THE TASKS
[a] In the Venezuela discussion transcript, about how many U.S. troops were reportedly sent to the Caribbean islands off Venezuela's northern coast?
[b] Turn the paragraph of the Venezuela discussion transcript that begins "Argentina, Brazil, [and] Chile are strategic economic partners" into a short bulleted list that keeps its main facts.
[c] Carry on the Venezuela discussion transcript from the point where it stops.

SOURCE DOCUMENT
But I just wanted to make a comment about what I found in Venezuela. The Colombians shared a lot of views. They were actually a student group of FARC, so they were actually there so a lot of controversy surrounding their presence there. But they did share with me that right now the biggest fear for them is that part of Plan Colombia is beefing up the Colombian military so that there's that risk that there might be some type of escalation between Colombia and Venezuela. It was mentioned over and over by Colombian delegates who we actually spoke to in an

informal basis. I know several people here just mentioned the possibility of a U.S. invasion of Venezuela, but the Colombians are almost positive that it will be through the aegis of the U.S. government under Plan Colombia, that they're beefing up the Colombian military.

Someone also mentioned to me that they read two or three days ago that right off the northern coast of Venezuela there's several Caribbean islands. Trinidad [is] just about 30 minutes off the coast. They mentioned that there was about 2,500 U.S. troops that

were sent just there last week.


Another thing I mentioned is I spoke to several Jamaicans and Trinidadians, and one of their trepidations with the festival was that U.S. imperialism was considered the main threat to the world. But not once, at least in all of the workshops that we attended, was the European Union mentioned. I thought that was

very interesting. They mentioned how the European Union is really tied to the IMF and the World Bank. They seemed pretty stern on that point. The festival forgot to mention the imperialism of the European Union and how the United States never held any colonial control of any country in South America or the Caribbean.

QUESTION #17: Which, in any of your opinions, is stronger in Venezuela, the military, which seems to be fairly progressive to the point of giving up their bases, or the police, which is an unknown in my mind. Which is more powerful? Are the police being infiltrated?

QUESTION #18: I wanted to ask those who were in Venezuela if they went to the barrios or the poorer neighborhoods and talked to the people, and what do the people say about the government Chavez? Are they very happy with the government? What are the things that he and the government have done for them that they really like and makes them support the revolution?

QUESTION #19: I have two short questions: does Chavez and his government support the autonomous movement in Argentina?

And the second question is: oil is nationalized in Venezuela, and revenue from the oil goes to support the Bolivarian Revolution. A small fraction of that oil is being bought by big U.S corporations, which means that the revolution is being supported by U.S. multi-national corporations in a small way. Is Chavez trying to be more independent [from] these corporations?


Argentina, Brazil, [and] Chile are strategic economic partners with Venezuela, not to mention the support that is growing among the people in those countries. That you can measure by the way the delegations were represented. The whole region is a volcano about to erupt. You have uprisings in Bolivia, the government of Peru is hanging by a thread, [and] Colombia is in the midst of a very bloody civil war that we don't hear about. There is a broad movement in the cities [of Colombia] that is being repressed and

persecuted with the aid of the U.S. government. So there's all these things happening. Venezuela is a process, and we have to wait and see what is going to happen.

DATA LISTING
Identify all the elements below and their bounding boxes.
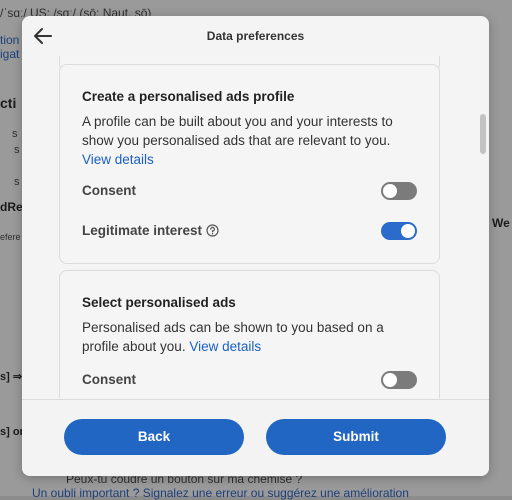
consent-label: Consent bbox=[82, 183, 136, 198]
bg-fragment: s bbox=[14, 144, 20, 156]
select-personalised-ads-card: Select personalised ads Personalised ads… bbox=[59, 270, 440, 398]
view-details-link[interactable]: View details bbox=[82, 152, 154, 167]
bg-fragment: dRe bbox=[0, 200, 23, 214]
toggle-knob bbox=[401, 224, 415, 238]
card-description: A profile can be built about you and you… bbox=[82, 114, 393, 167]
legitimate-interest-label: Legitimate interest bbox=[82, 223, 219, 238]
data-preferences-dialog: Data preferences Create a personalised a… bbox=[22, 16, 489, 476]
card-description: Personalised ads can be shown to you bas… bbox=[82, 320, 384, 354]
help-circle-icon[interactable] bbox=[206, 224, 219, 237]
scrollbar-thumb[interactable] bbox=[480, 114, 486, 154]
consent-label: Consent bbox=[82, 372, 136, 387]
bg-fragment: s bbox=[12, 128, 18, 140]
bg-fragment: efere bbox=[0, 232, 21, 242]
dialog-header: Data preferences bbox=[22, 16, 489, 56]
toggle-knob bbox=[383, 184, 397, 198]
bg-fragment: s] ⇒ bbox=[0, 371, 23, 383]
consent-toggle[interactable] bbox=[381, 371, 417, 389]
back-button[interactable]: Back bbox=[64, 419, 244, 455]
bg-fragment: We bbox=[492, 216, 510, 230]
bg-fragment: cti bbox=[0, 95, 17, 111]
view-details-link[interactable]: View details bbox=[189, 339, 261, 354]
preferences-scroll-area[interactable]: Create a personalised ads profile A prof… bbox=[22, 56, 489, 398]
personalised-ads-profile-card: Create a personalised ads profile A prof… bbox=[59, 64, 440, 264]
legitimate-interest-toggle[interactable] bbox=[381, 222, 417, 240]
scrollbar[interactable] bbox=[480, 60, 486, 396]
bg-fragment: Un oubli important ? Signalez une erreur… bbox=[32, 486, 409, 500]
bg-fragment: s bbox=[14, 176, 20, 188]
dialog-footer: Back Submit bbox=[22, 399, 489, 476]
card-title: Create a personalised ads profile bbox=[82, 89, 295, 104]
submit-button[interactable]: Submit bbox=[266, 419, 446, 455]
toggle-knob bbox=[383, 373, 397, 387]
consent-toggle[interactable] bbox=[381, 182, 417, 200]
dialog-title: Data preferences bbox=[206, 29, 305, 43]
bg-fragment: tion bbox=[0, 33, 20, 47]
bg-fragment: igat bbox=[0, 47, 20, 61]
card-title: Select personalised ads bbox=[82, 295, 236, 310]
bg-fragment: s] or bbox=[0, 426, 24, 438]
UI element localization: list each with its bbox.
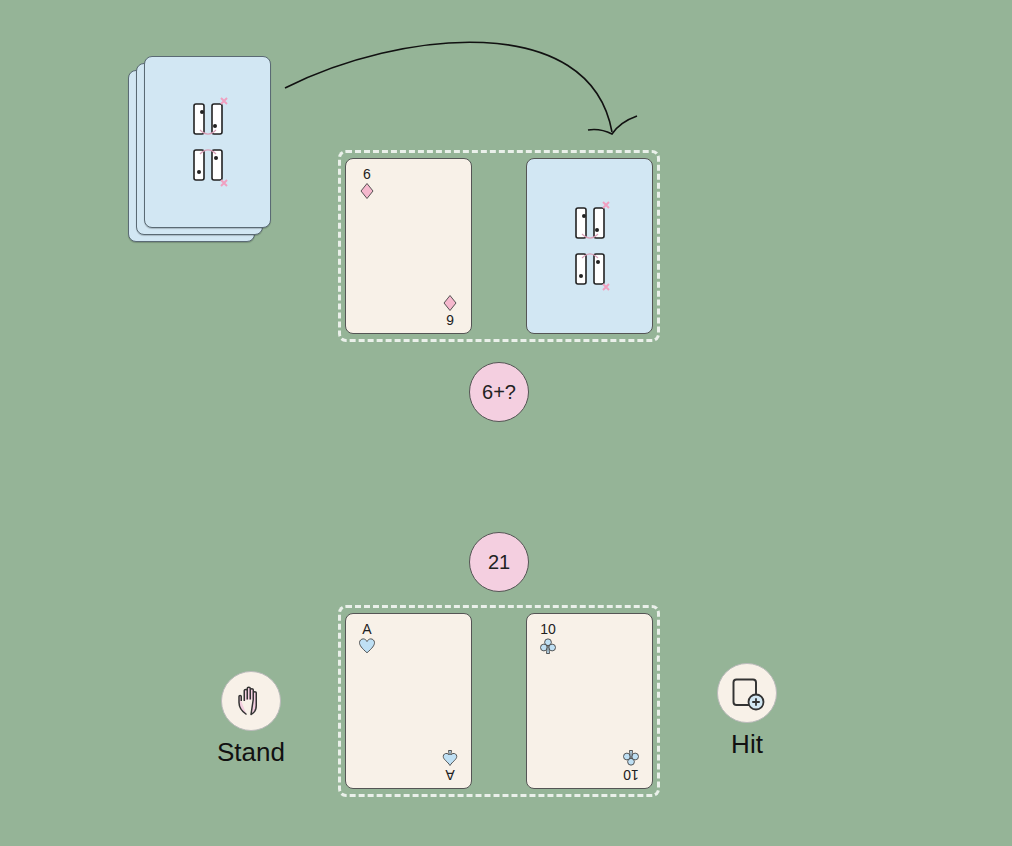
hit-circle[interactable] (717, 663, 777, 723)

RESULTS IN ORDER
[a] About 2,500.

[b]
- Argentina, Brazil and Chile are strategic economic partners of Venezuela, and popular support is growing in those countries, as the delegations showed.
- The whole region is a volcano about to erupt.
- There are uprisings in Bolivia, Peru's government is hanging by a thread, and Colombia is in a very bloody civil war that goes unreported.
- A broad movement in Colombia's cities is being repressed and persecuted with the aid of the U.S. government.
- Venezuela is a process, and its outcome remains to be seen.

[c]
About the right wing, well they are very strong. You have to remember that Chavez won by 60%, so there's still 40% of the population out there. They're trying to overcome that by politicizing people. These young people that we talked about from different organizations that are going to Cuba. They're now going door to door talking to people and engaging them in conversations in political debates. That's the atmosphere; you can feel it. I mean, at one point I had to excuse myself because I couldn't stop talking to people. I lost my voice on the second day that I

was there because everybody just wanted to talk about politics. There was nothing else to talk about but politics [and] what was going on there.

There are a lot of towns, especially in the most wealthy areas of Venezuela, that are under control of the opposition.


You have to remember that [the Bolivarian movement] knows what they're facing. And they know that they're under constant threat by invasion from Colombia, by assassinations, by another coup d'etat, by infiltration of the police. They know that. They're taking steps, they're arming the people. We talked to a lot of people who have become military reservists because they're taking it on themselves to defend this. Before this process was in place, people had nothing to eat, people had never seen a doctor in their lives, and now they have all these basic human rights that are actually being given to them by this process. So people

are taking it onto themselves to protect this with their lives.

Many, many workers that we spoke to are volunteer reservists, and they are actually being trained by the military to defend this process. We thought it was very inspiring to see common people who didn't have anything before [who now] have a job, they have an education, they have a house. They don't live with the same insecurities as we do here: "Am I going to get fired tomorrow?" "Am I going to have to pay the rent?" That is slowly [fading] away. It's a process.


I just wanted to address the question about who is stronger, the military or the police? We did speak to people there in some of the strongest and largest groups who are involved with the process, and there is an effort underway to purge the police. And many of the people in these groups reported that there's a lot of

success that's going on in this area. Also, the building of the civilian military reserve is a key element in that. We should keep in mind that the people and the military together did defeat the police during the coup. This is a very important thing to remember because the military is growing stronger. Combine with this effort to purge the police, this looks promising. However, it is something to be taken seriously, and they are taking it seriously.


MUNA: Regarding the oil revenues in Venezuela, yes, there's still oil being sold to the United States. This is part of the wealth of Venezuela that the Bolivarian Revolution is attempting to control, to divert for the gains of the people. But one of the main themes of Chavez's closing talk was that if there is ever going to be any aggression by the United States against Chavez personally or against the country, then he will cut off all oil coming into the United States in order to really show the United States that it's a source of pride, too. "Look, if you are going to attack us, we know that you rely on us and depend on us as well, and we are not afraid to use our wealth and resources if you're going to use any act of aggression against us." So this

was a very big part of his speech at the closing ceremony.


As far as the EU, I know that in looking at the program that there was various panels and workshops about the European Union, but there were so many things going on I didn't get an opportunity to go and actually here them.


As far as the barrios go, I did mention that I went to a lot of the barrios before the rest of the delegates got there. But yeah, they are happy. It would be absurd for them to go against Chavez. Chavez is their dependence right now. [The Bolivarian Revolution is providing] their health, their food, the way they live their

lives. They're integrated into the process now in a way that they never were before. So it would be counterproductive for them to go against what's going on.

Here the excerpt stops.